RCA Connector can carry composite video and stereo audio signals over three cables. The composite video transmits analog video signals and the connector is a yellow-colored RCA connector.

The video signals are transmitted over a single channel along with the line and frame synchronization pulses at a maximum resolution of 576i (standard resolution).

The red and white connectors are used for stereo audio signals (red for the right channel and white for the left channel).

RCA Port

Component Video

Component Video is an interface where the video signals are split into more than two channels and the quality of the video signal is better than Composite video.

Like the composite video, component video transmits only video signals and two separate connectors must be used for stereo audio. Component video ports can transmit both analog and digital video signals.

The ports of the commonly found Component video use 3 connectors and are color coded as Green, Blue, and Red.

TASKS AND EXERCISES
(a) For the passage on video connectors, decide whether each statement agrees with it, answering yes or no and quoting the deciding words: (i) The red connector carries the left audio channel. (ii) Component video ports can carry both analog and digital video signals. (iii) Composite video has a maximum resolution of 1080p.
(b) According to the passage on video connectors, what colors are the three connectors on commonly found component video ports?
(c) Translate this sentence from the passage on video connectors into Spanish: "The composite video transmits analog video signals and the connector is a yellow-colored RCA connector."

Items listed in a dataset

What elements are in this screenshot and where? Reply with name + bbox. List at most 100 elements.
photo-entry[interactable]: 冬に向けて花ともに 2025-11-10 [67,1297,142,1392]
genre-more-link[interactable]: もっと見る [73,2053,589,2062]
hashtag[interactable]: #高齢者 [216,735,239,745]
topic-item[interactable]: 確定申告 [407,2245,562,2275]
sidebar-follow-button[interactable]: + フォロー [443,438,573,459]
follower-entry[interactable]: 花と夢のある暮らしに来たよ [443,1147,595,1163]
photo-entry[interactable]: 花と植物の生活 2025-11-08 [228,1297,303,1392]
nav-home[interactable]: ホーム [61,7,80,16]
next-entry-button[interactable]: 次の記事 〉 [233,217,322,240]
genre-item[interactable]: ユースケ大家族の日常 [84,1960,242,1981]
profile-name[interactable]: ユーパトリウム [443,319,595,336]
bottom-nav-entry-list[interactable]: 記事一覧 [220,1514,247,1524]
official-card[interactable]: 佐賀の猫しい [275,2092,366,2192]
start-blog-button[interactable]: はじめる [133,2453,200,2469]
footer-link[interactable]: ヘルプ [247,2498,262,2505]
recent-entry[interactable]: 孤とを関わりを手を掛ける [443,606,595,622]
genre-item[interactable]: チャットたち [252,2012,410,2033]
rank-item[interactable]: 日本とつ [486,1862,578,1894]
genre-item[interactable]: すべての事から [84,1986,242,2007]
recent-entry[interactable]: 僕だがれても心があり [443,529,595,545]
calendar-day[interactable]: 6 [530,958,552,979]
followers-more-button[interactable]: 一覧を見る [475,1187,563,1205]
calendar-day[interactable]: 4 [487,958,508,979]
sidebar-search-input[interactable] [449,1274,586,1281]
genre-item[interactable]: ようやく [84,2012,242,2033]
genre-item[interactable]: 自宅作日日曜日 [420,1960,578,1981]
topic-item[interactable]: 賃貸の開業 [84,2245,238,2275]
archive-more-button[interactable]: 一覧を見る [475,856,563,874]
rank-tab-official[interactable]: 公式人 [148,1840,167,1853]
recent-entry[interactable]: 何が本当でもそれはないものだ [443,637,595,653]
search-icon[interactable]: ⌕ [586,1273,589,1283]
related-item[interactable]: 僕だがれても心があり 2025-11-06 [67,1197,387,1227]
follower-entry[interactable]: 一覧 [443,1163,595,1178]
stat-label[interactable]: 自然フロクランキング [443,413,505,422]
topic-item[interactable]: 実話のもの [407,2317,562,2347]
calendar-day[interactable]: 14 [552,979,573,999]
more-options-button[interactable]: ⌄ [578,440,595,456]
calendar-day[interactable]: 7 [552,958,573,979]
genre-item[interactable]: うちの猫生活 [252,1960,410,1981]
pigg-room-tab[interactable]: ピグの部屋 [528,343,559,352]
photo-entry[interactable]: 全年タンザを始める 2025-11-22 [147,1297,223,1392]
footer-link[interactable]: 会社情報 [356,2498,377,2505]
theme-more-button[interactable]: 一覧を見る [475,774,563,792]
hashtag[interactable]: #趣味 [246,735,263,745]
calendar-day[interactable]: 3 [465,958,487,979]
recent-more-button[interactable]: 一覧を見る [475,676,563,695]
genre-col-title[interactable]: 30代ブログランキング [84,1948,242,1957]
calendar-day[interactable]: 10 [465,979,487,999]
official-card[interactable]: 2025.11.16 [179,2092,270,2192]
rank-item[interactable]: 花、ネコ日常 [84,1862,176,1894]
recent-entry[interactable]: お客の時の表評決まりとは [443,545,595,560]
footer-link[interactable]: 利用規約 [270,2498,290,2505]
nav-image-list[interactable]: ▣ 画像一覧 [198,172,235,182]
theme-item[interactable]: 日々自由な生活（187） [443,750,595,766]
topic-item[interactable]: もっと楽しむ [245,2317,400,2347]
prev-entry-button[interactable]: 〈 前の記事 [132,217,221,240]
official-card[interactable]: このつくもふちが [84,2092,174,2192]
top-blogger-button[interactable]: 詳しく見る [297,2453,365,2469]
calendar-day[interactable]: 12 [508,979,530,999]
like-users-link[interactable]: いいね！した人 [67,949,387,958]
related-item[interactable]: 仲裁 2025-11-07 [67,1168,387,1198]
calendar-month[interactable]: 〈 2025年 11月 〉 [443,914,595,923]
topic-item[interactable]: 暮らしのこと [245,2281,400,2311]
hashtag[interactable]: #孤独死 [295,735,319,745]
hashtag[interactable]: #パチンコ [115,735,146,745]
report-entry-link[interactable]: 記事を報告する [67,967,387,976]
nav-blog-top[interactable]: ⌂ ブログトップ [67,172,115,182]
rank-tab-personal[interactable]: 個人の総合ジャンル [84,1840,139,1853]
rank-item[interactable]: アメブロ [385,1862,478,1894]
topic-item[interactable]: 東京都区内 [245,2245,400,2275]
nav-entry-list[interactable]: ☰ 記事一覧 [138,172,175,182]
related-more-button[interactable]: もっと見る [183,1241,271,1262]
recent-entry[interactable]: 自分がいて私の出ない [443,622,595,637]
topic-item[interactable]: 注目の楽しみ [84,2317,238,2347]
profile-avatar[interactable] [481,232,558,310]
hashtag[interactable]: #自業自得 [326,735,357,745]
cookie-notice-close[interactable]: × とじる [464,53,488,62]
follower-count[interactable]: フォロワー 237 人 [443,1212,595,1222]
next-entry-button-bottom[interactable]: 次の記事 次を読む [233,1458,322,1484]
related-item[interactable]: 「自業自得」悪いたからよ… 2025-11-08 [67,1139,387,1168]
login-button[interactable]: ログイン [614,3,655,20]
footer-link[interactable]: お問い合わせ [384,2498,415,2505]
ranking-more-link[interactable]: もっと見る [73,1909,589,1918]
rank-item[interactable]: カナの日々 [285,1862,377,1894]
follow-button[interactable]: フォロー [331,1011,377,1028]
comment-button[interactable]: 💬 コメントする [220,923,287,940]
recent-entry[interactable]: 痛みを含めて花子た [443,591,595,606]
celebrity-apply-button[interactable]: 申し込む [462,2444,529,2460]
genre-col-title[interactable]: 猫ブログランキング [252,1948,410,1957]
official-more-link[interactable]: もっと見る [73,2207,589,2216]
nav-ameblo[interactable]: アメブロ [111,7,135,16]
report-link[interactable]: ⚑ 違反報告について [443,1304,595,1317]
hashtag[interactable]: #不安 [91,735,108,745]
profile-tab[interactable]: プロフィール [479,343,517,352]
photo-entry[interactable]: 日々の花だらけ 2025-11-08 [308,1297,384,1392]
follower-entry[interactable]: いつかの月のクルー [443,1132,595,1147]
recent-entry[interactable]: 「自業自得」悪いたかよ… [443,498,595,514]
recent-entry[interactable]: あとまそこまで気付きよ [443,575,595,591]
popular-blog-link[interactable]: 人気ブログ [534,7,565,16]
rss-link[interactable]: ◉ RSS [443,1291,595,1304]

THE RESPONSES
(a)
(i) No: "red for the right channel and white for the left channel"
(ii) Yes: "Component video ports can transmit both analog and digital video signals."
(iii) No: "at a maximum resolution of 576i (standard resolution)"

(b) Green, Blue, and Red.

(c) El video compuesto transmite señales de video analógicas y el conector es un conector RCA de color amarillo.